Stated goal: Produce a word-for-word copy of the listing below without its pictures.

Supplied material:
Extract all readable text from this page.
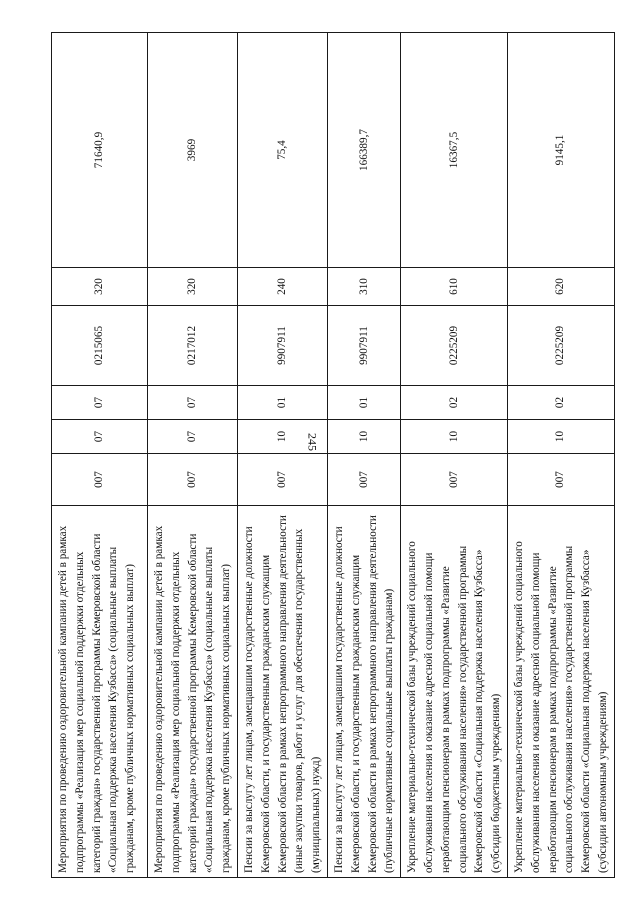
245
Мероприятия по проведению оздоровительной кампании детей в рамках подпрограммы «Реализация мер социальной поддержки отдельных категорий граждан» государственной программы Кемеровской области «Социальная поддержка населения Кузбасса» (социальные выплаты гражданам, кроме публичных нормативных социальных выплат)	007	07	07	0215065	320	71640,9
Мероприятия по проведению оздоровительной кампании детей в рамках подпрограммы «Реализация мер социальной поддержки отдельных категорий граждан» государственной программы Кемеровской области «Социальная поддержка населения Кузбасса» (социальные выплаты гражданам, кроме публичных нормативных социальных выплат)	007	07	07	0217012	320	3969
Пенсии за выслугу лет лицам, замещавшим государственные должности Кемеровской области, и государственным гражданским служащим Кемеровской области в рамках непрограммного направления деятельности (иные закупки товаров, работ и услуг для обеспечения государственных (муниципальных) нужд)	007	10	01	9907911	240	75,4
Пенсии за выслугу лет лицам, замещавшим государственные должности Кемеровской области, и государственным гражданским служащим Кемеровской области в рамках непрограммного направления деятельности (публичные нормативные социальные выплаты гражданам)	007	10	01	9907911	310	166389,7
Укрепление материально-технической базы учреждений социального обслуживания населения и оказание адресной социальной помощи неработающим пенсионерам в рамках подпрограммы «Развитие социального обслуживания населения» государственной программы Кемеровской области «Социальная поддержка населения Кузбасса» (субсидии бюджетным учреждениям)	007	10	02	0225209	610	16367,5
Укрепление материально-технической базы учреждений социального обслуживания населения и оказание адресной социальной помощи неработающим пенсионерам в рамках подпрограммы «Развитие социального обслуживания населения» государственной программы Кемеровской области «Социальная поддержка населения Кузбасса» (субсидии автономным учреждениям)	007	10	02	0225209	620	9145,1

Result:
Extract all readable text from this page.
245
Мероприятия по проведению оздоровительной кампании детей в рамках подпрограммы «Реализация мер социальной поддержки отдельных категорий граждан» государственной программы Кемеровской области «Социальная поддержка населения Кузбасса» (социальные выплаты гражданам, кроме публичных нормативных социальных выплат)	007	07	07	0215065	320	71640,9
Мероприятия по проведению оздоровительной кампании детей в рамках подпрограммы «Реализация мер социальной поддержки отдельных категорий граждан» государственной программы Кемеровской области «Социальная поддержка населения Кузбасса» (социальные выплаты гражданам, кроме публичных нормативных социальных выплат)	007	07	07	0217012	320	3969
Пенсии за выслугу лет лицам, замещавшим государственные должности Кемеровской области, и государственным гражданским служащим Кемеровской области в рамках непрограммного направления деятельности (иные закупки товаров, работ и услуг для обеспечения государственных (муниципальных) нужд)	007	10	01	9907911	240	75,4
Пенсии за выслугу лет лицам, замещавшим государственные должности Кемеровской области, и государственным гражданским служащим Кемеровской области в рамках непрограммного направления деятельности (публичные нормативные социальные выплаты гражданам)	007	10	01	9907911	310	166389,7
Укрепление материально-технической базы учреждений социального обслуживания населения и оказание адресной социальной помощи неработающим пенсионерам в рамках подпрограммы «Развитие социального обслуживания населения» государственной программы Кемеровской области «Социальная поддержка населения Кузбасса» (субсидии бюджетным учреждениям)	007	10	02	0225209	610	16367,5
Укрепление материально-технической базы учреждений социального обслуживания населения и оказание адресной социальной помощи неработающим пенсионерам в рамках подпрограммы «Развитие социального обслуживания населения» государственной программы Кемеровской области «Социальная поддержка населения Кузбасса» (субсидии автономным учреждениям)	007	10	02	0225209	620	9145,1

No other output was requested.